Problem requirements — All lines featuring the string "light" are to be listed.

***** Supplied data *****

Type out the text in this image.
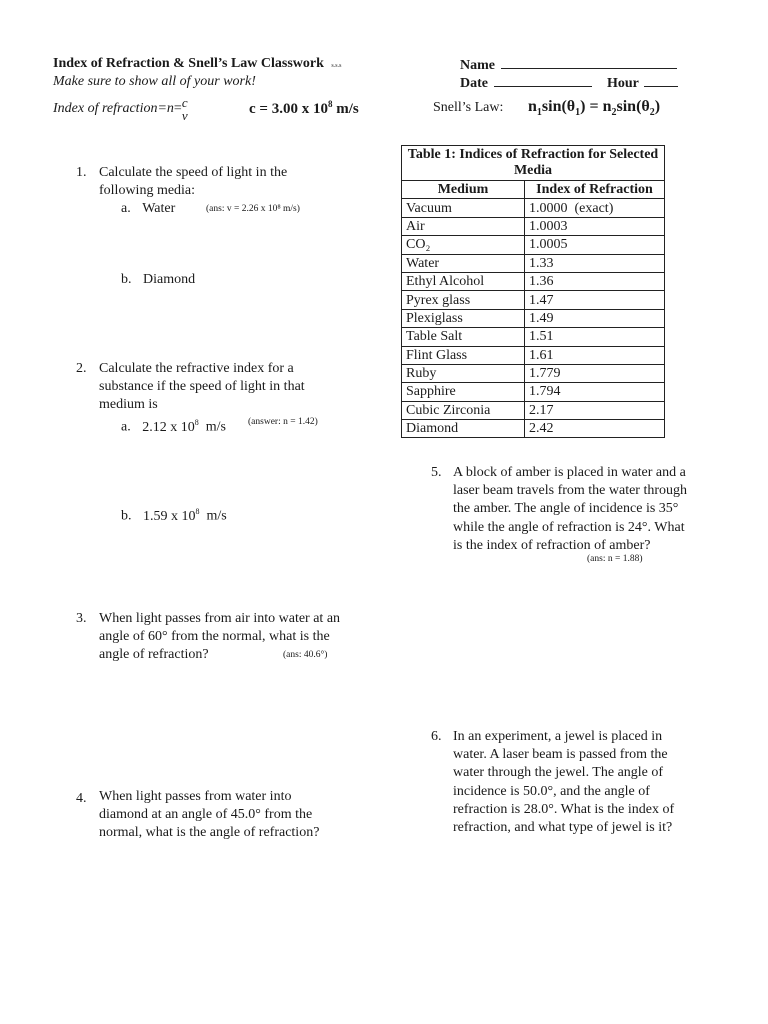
Index of Refraction & Snell’s Law Classwork s.s.s
Make sure to show all of your work!
Name
Date	Hour
Index of refraction=n= c
v	c = 3.00 x $10^8$ m/s	Snell’s Law: $n_1\sin(\theta_1) = n_2\sin(\theta_2)$
Table 1: Indices of Refraction for Selected Media	
Medium	Index of Refraction
Vacuum	1.0000  (exact)
Air	1.0003
CO₂	1.0005
Water	1.33
Ethyl Alcohol	1.36
Pyrex glass	1.47
Plexiglass	1.49
Table Salt	1.51
Flint Glass	1.61
Ruby	1.779
Sapphire	1.794
Cubic Zirconia	2.17
Diamond	2.42
1. Calculate the speed of light in the
following media:
a. Water	(ans: v = 2.26 x 10⁸ m/s)
b. Diamond
2. Calculate the refractive index for a
substance if the speed of light in that
medium is
a. 2.12 x $10^8$  m/s (answer: n = 1.42)
b. 1.59 x $10^8$  m/s
3. When light passes from air into water at an
angle of 60° from the normal, what is the
angle of refraction?	(ans: 40.6°)
4. When light passes from water into
diamond at an angle of 45.0° from the
normal, what is the angle of refraction?
5. A block of amber is placed in water and a
laser beam travels from the water through
the amber. The angle of incidence is 35°
while the angle of refraction is 24°. What
is the index of refraction of amber?
(ans: n = 1.88)
6. In an experiment, a jewel is placed in
water. A laser beam is passed from the
water through the jewel. The angle of
incidence is 50.0°, and the angle of
refraction is 28.0°. What is the index of
refraction, and what type of jewel is it?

*****

The reply —
1. Calculate the speed of light in the
substance if the speed of light in that
3. When light passes from air into water at an
4. When light passes from water into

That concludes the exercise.